GOAL -> Where a line holds the string "membros", return that line.

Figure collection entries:
####################
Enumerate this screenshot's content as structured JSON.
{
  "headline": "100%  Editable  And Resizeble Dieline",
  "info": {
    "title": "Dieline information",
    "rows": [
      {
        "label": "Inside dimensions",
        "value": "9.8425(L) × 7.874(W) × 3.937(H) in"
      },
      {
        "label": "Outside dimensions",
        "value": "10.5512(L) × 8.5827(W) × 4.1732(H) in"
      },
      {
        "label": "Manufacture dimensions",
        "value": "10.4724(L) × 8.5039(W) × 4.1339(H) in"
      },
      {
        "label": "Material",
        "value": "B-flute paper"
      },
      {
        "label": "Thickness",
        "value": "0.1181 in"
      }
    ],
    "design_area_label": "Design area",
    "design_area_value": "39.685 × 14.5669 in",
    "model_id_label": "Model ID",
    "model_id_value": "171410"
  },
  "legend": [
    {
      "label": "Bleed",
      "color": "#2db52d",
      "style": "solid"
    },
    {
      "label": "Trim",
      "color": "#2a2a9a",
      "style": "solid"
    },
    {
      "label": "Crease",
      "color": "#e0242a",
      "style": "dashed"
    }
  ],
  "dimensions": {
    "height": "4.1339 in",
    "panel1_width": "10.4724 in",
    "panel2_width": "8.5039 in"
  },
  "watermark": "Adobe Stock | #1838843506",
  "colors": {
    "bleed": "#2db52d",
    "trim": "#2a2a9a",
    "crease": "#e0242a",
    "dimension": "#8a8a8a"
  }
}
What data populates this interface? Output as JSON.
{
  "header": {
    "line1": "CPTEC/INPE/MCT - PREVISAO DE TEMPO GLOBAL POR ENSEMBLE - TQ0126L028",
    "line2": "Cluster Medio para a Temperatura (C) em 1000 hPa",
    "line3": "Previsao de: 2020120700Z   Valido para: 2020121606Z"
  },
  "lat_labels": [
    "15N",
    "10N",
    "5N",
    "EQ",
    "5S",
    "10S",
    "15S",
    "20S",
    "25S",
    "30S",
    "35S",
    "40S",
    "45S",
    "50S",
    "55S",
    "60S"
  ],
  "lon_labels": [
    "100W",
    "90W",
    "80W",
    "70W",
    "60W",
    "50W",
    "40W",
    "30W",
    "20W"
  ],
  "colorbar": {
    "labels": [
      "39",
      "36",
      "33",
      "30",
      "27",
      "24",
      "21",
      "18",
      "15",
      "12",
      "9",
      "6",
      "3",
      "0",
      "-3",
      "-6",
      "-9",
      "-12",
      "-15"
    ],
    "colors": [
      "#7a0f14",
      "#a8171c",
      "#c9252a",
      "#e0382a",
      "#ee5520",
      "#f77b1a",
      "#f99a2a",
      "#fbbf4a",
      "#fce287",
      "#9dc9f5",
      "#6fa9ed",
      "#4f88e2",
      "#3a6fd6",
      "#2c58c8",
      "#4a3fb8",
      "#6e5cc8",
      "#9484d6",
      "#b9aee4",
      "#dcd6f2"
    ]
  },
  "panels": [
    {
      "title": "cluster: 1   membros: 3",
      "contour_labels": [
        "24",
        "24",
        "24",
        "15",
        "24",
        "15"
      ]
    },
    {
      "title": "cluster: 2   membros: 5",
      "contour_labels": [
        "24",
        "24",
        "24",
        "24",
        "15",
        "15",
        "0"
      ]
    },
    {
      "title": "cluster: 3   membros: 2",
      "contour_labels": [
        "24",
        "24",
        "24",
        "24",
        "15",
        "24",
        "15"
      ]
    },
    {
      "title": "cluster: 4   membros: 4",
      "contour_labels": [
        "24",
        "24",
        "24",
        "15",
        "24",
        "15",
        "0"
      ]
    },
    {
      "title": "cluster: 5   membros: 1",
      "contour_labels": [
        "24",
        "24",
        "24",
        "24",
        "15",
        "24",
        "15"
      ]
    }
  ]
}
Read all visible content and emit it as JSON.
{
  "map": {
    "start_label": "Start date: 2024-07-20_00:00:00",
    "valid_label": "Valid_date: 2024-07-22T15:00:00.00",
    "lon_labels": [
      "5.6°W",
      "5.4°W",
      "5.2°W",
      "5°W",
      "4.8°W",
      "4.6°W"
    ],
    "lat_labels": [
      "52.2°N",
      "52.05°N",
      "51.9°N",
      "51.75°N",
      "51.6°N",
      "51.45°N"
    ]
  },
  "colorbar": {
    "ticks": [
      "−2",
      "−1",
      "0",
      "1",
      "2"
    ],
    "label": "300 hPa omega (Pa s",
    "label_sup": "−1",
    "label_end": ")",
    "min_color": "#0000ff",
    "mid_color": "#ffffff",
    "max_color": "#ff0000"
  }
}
####################
FINISHED EXERCISE ->
      "title": "cluster: 1   membros: 3",
      "title": "cluster: 2   membros: 5",
      "title": "cluster: 3   membros: 2",
      "title": "cluster: 4   membros: 4",
      "title": "cluster: 5   membros: 1",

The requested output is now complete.